▸ Requirement
Look through the data below. Show each line where the string "finner" occurs.

(Data entries)
........

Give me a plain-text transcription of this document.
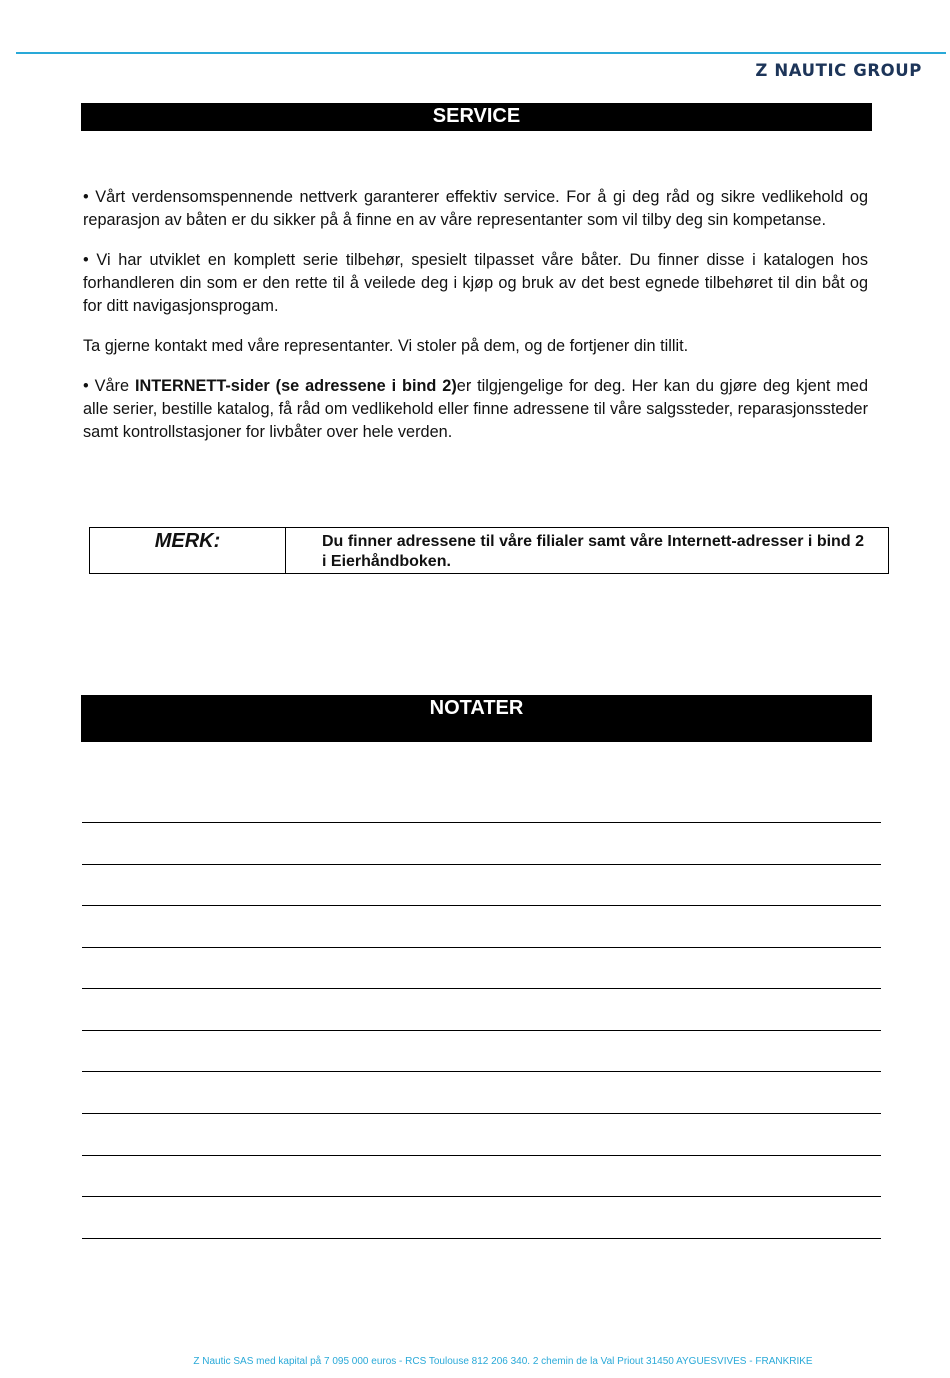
Z NAUTIC GROUP
SERVICE

• Vårt verdensomspennende nettverk garanterer effektiv service. For å gi deg råd og sikre vedlikehold og reparasjon av båten er du sikker på å finne en av våre representanter som vil tilby deg sin kompetanse.

• Vi har utviklet en komplett serie tilbehør, spesielt tilpasset våre båter. Du finner disse i katalogen hos forhandleren din som er den rette til å veilede deg i kjøp og bruk av det best egnede tilbehøret til din båt og for ditt navigasjonsprogam.

Ta gjerne kontakt med våre representanter. Vi stoler på dem, og de fortjener din tillit.

• Våre INTERNETT-sider (se adressene i bind 2)er tilgjengelige for deg. Her kan du gjøre deg kjent med alle serier, bestille katalog, få råd om vedlikehold eller finne adressene til våre salgssteder, reparasjonssteder samt kontrollstasjoner for livbåter over hele verden.

MERK:	Du finner adressene til våre filialer samt våre Internett-adresser i bind 2 i Eierhåndboken.
NOTATER
Z Nautic SAS med kapital på 7 095 000 euros - RCS Toulouse 812 206 340. 2 chemin de la Val Priout 31450 AYGUESVIVES - FRANKRIKE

........

▸ Solution
• Vi har utviklet en komplett serie tilbehør, spesielt tilpasset våre båter. Du finner disse i katalogen hos forhandleren din som er den rette til å veilede deg i kjøp og bruk av det best egnede tilbehøret til din båt og for ditt navigasjonsprogam.
MERK:	Du finner adressene til våre filialer samt våre Internett-adresser i bind 2 i Eierhåndboken.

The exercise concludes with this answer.